Work through the data and report how many lines include the string "Shift", giving the number alone.
··· Material provided
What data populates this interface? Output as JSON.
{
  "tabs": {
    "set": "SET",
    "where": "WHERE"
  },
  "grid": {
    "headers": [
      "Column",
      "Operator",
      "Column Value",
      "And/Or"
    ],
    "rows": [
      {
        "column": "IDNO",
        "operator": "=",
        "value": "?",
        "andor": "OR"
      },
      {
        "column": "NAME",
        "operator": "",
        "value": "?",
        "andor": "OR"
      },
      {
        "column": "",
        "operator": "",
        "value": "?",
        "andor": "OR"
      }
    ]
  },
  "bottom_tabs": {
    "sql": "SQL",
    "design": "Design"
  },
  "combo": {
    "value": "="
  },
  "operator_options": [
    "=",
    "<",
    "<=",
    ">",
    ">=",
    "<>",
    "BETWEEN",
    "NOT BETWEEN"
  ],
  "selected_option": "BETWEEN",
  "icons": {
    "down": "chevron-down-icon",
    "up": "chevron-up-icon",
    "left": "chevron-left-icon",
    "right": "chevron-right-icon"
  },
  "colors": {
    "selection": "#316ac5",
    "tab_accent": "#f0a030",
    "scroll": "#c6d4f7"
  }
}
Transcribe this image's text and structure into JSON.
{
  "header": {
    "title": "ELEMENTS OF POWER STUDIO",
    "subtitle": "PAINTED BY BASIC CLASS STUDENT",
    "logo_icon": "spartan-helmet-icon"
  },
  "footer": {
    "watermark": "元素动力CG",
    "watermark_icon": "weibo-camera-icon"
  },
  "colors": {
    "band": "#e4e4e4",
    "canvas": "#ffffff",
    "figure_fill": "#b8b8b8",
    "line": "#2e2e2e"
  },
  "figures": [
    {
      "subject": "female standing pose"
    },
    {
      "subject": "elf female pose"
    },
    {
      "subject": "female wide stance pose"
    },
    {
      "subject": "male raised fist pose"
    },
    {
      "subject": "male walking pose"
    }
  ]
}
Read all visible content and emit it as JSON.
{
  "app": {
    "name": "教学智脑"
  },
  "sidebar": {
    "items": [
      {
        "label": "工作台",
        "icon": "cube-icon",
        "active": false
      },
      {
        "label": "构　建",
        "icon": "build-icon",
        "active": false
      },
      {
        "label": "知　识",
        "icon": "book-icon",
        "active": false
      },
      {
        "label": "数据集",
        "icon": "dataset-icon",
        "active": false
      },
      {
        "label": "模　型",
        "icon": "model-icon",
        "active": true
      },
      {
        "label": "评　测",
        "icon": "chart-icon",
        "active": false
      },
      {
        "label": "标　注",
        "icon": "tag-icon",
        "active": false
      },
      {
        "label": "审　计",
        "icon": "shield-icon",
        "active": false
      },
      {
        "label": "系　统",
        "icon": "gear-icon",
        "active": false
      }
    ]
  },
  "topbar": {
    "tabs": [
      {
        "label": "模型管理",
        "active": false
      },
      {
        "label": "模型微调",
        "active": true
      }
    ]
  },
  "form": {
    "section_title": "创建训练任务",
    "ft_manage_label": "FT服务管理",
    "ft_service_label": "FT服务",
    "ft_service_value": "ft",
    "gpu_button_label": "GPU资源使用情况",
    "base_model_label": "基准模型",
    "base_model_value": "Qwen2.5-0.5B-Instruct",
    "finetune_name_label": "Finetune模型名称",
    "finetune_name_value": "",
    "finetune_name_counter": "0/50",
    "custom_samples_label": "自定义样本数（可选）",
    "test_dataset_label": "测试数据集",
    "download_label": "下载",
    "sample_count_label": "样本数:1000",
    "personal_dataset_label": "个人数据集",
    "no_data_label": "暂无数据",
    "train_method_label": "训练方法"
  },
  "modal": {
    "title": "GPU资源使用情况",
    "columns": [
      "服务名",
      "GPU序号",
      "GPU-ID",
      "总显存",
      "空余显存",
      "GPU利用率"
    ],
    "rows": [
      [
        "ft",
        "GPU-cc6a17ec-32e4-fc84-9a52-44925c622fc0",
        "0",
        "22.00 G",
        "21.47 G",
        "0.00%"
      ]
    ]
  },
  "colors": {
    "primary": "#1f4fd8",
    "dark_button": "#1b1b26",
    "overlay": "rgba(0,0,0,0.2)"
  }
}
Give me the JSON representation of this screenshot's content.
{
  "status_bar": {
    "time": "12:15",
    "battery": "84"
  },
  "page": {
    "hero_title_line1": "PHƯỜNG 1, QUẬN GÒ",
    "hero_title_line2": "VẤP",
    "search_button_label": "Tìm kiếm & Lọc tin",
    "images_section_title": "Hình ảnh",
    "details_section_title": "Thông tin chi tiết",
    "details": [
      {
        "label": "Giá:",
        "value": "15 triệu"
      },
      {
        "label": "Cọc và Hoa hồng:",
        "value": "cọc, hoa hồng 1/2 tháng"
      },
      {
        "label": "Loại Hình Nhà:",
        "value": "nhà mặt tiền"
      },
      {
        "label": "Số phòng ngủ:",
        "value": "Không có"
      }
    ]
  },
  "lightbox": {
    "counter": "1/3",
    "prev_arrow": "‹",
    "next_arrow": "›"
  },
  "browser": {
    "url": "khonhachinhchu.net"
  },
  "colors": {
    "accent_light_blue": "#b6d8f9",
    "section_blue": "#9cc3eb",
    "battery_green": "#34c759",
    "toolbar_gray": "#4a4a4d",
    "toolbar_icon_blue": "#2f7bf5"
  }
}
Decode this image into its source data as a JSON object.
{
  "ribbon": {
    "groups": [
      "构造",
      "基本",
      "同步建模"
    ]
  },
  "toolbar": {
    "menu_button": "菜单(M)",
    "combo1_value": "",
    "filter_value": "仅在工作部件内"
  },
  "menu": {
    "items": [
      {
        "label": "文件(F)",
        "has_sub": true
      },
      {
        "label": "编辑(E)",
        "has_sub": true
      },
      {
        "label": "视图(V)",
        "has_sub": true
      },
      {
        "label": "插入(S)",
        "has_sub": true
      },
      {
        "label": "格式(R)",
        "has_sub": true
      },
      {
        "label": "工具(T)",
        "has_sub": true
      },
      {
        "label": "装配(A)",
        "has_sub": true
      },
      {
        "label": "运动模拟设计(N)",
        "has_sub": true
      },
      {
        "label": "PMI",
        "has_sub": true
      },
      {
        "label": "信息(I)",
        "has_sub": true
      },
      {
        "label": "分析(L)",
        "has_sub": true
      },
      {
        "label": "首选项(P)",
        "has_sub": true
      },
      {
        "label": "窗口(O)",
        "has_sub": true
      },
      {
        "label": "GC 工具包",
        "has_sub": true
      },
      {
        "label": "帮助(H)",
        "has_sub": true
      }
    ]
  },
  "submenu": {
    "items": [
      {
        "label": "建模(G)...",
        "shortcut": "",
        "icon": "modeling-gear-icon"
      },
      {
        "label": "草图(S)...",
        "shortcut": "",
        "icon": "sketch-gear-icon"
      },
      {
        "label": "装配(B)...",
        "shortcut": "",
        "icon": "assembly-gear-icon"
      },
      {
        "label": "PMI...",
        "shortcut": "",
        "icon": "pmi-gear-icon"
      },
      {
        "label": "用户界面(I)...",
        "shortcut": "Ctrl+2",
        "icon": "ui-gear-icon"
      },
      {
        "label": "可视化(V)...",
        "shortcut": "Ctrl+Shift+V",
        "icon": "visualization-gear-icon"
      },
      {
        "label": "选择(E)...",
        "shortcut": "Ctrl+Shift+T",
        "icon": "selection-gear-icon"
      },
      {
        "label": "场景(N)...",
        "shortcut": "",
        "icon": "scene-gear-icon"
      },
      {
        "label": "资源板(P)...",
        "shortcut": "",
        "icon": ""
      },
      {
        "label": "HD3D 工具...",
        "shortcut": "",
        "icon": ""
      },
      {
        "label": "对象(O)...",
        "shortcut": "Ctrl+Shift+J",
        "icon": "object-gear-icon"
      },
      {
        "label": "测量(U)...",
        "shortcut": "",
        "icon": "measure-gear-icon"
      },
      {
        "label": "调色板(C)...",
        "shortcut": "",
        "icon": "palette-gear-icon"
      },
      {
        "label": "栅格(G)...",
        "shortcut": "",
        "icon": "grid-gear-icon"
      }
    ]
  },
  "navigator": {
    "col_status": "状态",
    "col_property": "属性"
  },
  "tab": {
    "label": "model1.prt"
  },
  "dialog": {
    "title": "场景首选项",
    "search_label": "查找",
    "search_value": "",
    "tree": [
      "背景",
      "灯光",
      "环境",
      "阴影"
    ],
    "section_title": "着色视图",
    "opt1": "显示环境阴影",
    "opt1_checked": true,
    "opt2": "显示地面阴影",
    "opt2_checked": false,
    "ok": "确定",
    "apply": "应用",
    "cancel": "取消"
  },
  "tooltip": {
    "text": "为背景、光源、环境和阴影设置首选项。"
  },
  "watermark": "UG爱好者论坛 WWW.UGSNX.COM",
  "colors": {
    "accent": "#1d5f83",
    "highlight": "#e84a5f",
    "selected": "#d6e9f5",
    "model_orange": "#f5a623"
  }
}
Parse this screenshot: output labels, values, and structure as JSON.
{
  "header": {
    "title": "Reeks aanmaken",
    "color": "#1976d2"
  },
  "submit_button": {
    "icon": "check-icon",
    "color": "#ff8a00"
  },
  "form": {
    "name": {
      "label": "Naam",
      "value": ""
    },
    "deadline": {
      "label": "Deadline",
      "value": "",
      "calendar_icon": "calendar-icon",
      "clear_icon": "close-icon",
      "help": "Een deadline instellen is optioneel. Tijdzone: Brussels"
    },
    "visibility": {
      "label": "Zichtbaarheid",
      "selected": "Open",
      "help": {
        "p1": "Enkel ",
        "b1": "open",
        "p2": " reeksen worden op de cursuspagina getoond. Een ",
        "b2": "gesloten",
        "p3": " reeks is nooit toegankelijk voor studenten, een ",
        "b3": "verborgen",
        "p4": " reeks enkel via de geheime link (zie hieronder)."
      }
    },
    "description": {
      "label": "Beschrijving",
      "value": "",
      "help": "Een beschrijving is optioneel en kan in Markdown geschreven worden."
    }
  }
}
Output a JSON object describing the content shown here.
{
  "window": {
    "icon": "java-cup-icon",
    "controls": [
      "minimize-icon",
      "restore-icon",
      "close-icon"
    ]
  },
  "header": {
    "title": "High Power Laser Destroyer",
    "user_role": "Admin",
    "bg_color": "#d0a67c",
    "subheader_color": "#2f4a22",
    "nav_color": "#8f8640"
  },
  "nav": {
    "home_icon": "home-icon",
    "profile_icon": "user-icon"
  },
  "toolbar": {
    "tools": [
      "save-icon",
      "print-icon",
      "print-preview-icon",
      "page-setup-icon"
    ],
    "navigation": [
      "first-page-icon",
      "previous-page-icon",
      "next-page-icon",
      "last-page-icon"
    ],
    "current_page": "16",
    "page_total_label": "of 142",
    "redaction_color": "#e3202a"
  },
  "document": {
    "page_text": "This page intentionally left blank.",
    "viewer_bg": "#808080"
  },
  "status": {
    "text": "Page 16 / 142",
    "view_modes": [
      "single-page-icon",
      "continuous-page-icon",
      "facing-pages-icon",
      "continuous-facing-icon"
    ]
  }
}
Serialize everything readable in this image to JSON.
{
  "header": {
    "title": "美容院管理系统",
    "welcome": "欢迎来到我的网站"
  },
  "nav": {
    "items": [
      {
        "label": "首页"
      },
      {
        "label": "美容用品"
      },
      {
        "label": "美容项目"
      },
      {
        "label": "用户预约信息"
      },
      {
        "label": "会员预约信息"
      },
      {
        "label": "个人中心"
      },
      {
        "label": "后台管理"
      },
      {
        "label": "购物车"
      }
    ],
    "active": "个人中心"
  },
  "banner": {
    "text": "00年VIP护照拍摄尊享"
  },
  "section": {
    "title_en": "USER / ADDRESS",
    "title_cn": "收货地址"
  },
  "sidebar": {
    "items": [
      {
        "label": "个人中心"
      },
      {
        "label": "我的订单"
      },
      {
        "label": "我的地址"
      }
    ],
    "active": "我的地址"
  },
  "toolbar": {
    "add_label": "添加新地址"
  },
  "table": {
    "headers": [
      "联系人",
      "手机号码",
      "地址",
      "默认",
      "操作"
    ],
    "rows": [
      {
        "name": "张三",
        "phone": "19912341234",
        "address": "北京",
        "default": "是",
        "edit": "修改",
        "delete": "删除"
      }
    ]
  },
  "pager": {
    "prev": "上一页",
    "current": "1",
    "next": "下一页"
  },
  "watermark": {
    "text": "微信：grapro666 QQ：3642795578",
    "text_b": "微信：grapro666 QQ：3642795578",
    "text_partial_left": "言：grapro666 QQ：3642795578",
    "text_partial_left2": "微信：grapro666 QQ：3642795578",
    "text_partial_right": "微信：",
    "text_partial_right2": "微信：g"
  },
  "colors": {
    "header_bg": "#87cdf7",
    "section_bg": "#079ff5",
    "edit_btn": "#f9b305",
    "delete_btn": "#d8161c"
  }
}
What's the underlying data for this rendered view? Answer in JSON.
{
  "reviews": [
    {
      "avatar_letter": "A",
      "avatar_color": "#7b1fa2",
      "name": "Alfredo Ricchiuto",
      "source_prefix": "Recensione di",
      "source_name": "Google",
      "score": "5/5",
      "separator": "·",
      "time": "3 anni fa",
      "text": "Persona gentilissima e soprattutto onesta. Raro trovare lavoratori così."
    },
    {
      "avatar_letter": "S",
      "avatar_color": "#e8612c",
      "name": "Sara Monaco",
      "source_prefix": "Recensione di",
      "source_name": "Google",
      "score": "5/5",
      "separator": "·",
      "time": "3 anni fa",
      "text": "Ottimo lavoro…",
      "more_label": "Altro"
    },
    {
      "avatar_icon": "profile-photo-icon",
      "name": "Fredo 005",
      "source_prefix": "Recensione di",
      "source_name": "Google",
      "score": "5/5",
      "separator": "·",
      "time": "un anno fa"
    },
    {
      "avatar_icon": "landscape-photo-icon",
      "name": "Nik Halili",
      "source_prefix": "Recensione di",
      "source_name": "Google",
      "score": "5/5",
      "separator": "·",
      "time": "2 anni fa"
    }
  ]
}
······
- **Result of the exercise**
3